=== Given information ===

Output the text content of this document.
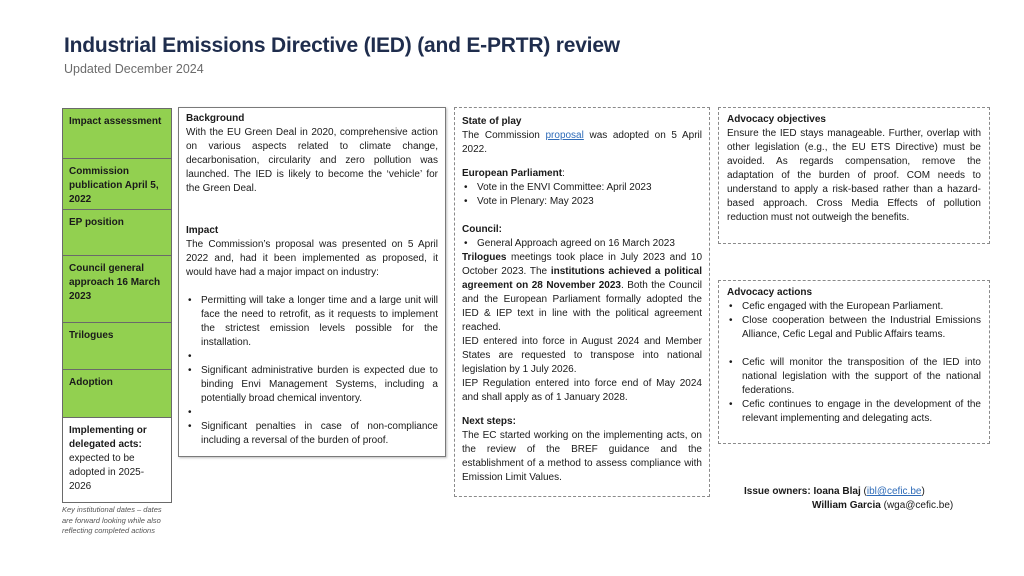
Industrial Emissions Directive (IED) (and E-PRTR) review
Updated December 2024
Impact assessment
Commission publication April 5, 2022
EP position
Council general approach 16 March 2023
Trilogues
Adoption
Implementing or delegated acts: expected to be adopted in 2025-2026
Key institutional dates – dates are forward looking while also reflecting completed actions
Background
With the EU Green Deal in 2020, comprehensive action on various aspects related to climate change, decarbonisation, circularity and zero pollution was launched. The IED is likely to become the ‘vehicle’ for the Green Deal.
Impact
The Commission’s proposal was presented on 5 April 2022 and, had it been implemented as proposed, it would have had a major impact on industry:
• Permitting will take a longer time and a large unit will face the need to retrofit, as it requests to implement the strictest emission levels possible for the installation.
•
• Significant administrative burden is expected due to binding Envi Management Systems, including a potentially broad chemical inventory.
•
• Significant penalties in case of non-compliance including a reversal of the burden of proof.
State of play
The Commission proposal was adopted on 5 April 2022.
European Parliament:
• Vote in the ENVI Committee: April 2023
• Vote in Plenary: May 2023
Council:
• General Approach agreed on 16 March 2023
Trilogues meetings took place in July 2023 and 10 October 2023. The institutions achieved a political agreement on 28 November 2023. Both the Council and the European Parliament formally adopted the IED & IEP text in line with the political agreement reached.
IED entered into force in August 2024 and Member States are requested to transpose into national legislation by 1 July 2026.
IEP Regulation entered into force end of May 2024 and shall apply as of 1 January 2028.
Next steps:
The EC started working on the implementing acts, on the review of the BREF guidance and the establishment of a method to assess compliance with Emission Limit Values.
Advocacy objectives
Ensure the IED stays manageable. Further, overlap with other legislation (e.g., the EU ETS Directive) must be avoided. As regards compensation, remove the adaptation of the burden of proof. COM needs to understand to apply a risk-based rather than a hazard-based approach. Cross Media Effects of pollution reduction must not outweigh the benefits.
Advocacy actions
• Cefic engaged with the European Parliament.
• Close cooperation between the Industrial Emissions Alliance, Cefic Legal and Public Affairs teams.
• Cefic will monitor the transposition of the IED into national legislation with the support of the national federations.
• Cefic continues to engage in the development of the relevant implementing and delegating acts.
Issue owners: Ioana Blaj (ibl@cefic.be)
William Garcia (wga@cefic.be)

===

Exercise details: From the entries above, copy every line that holds the word "pollution".

Output of the exercise:
With the EU Green Deal in 2020, comprehensive action on various aspects related to climate change, decarbonisation, circularity and zero pollution was launched. The IED is likely to become the ‘vehicle’ for the Green Deal.
Ensure the IED stays manageable. Further, overlap with other legislation (e.g., the EU ETS Directive) must be avoided. As regards compensation, remove the adaptation of the burden of proof. COM needs to understand to apply a risk-based rather than a hazard-based approach. Cross Media Effects of pollution reduction must not outweigh the benefits.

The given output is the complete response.